**Lines of data:**
— Begin —

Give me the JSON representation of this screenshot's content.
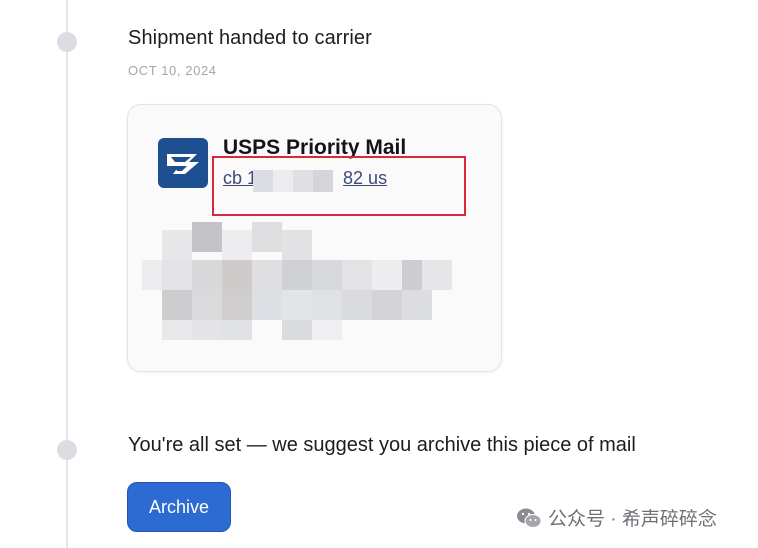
{
  "timeline": {
    "event_shipped": {
      "title": "Shipment handed to carrier",
      "date": "OCT 10, 2024"
    },
    "card": {
      "carrier_name": "USPS Priority Mail",
      "tracking_prefix": "cb 1",
      "tracking_suffix": "82 us",
      "logo_icon": "usps-eagle-icon",
      "logo_color": "#1d4f91"
    },
    "event_done": {
      "message": "You're all set — we suggest you archive this piece of mail"
    }
  },
  "actions": {
    "archive_label": "Archive",
    "accent_color": "#2c6bd2"
  },
  "watermark": {
    "text": "公众号 · 希声碎碎念",
    "icon": "wechat-icon"
  }
}
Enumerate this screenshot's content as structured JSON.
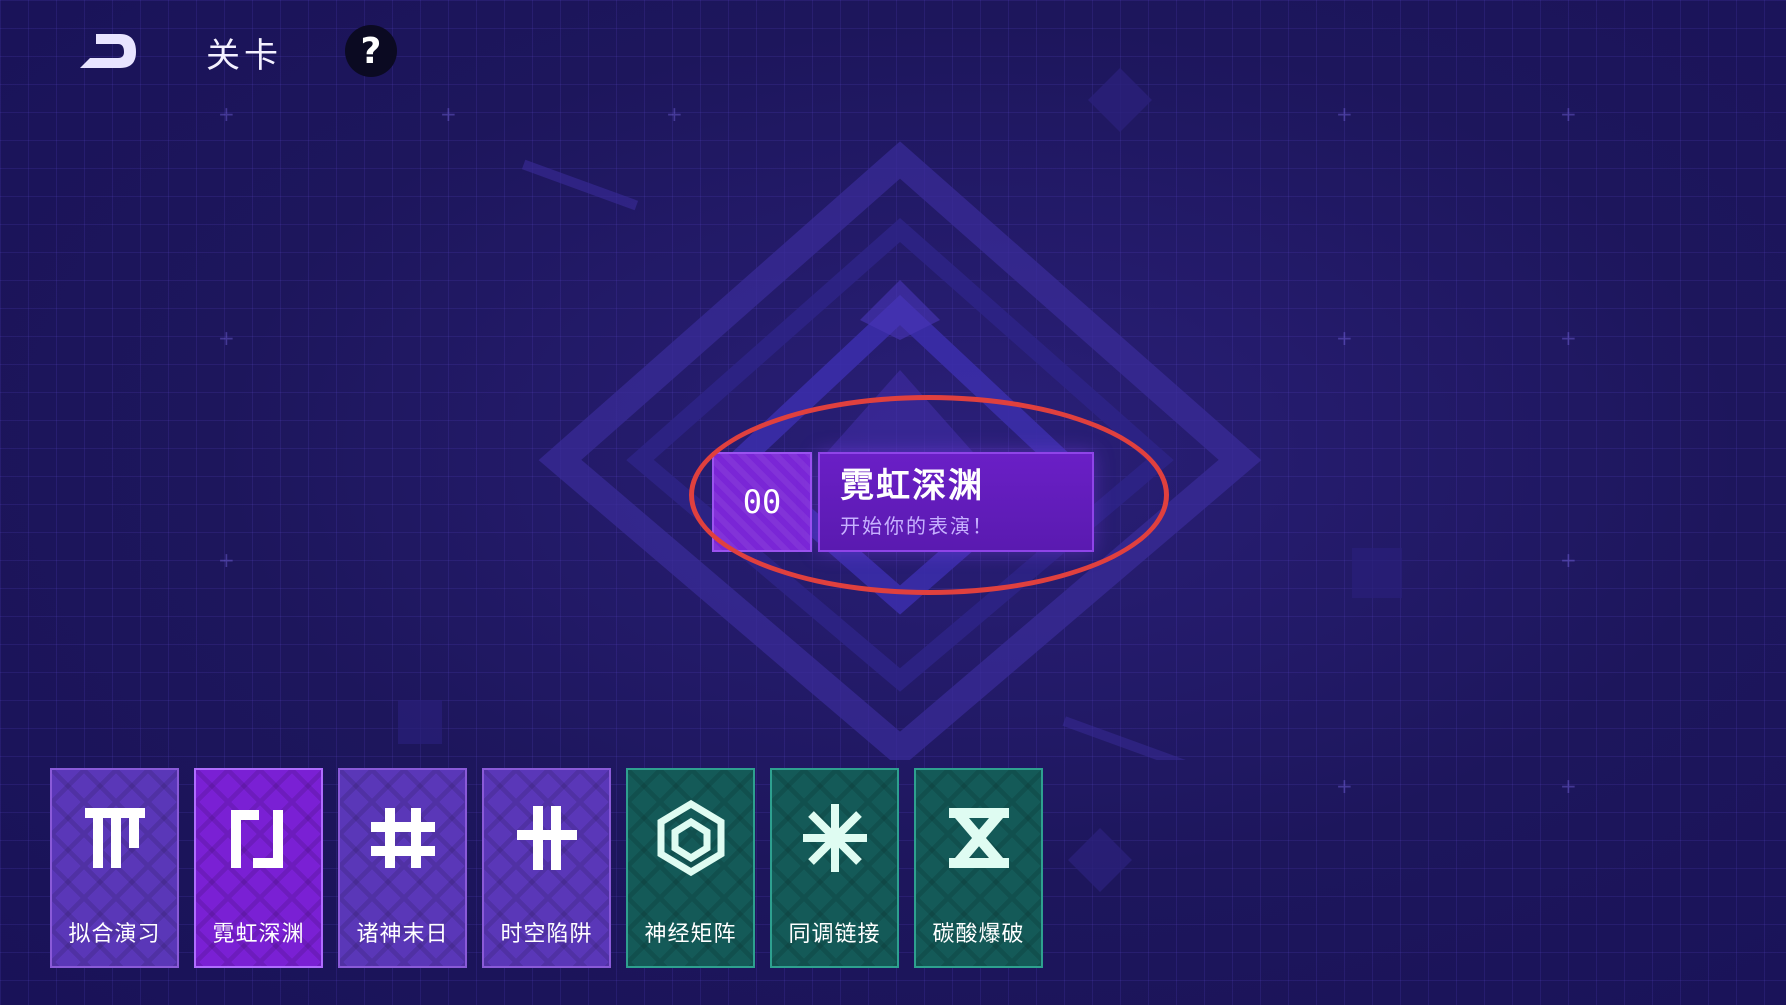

— End —

**WHAT TO DO:** Leave out the pictures and give the listing above again exactly.

**RIGHT ANSWER:**
Give me the JSON representation of this screenshot's content.
{
  "timeline": {
    "event_shipped": {
      "title": "Shipment handed to carrier",
      "date": "OCT 10, 2024"
    },
    "card": {
      "carrier_name": "USPS Priority Mail",
      "tracking_prefix": "cb 1",
      "tracking_suffix": "82 us",
      "logo_icon": "usps-eagle-icon",
      "logo_color": "#1d4f91"
    },
    "event_done": {
      "message": "You're all set — we suggest you archive this piece of mail"
    }
  },
  "actions": {
    "archive_label": "Archive",
    "accent_color": "#2c6bd2"
  },
  "watermark": {
    "text": "公众号 · 希声碎碎念",
    "icon": "wechat-icon"
  }
}
Enumerate this screenshot's content as structured JSON.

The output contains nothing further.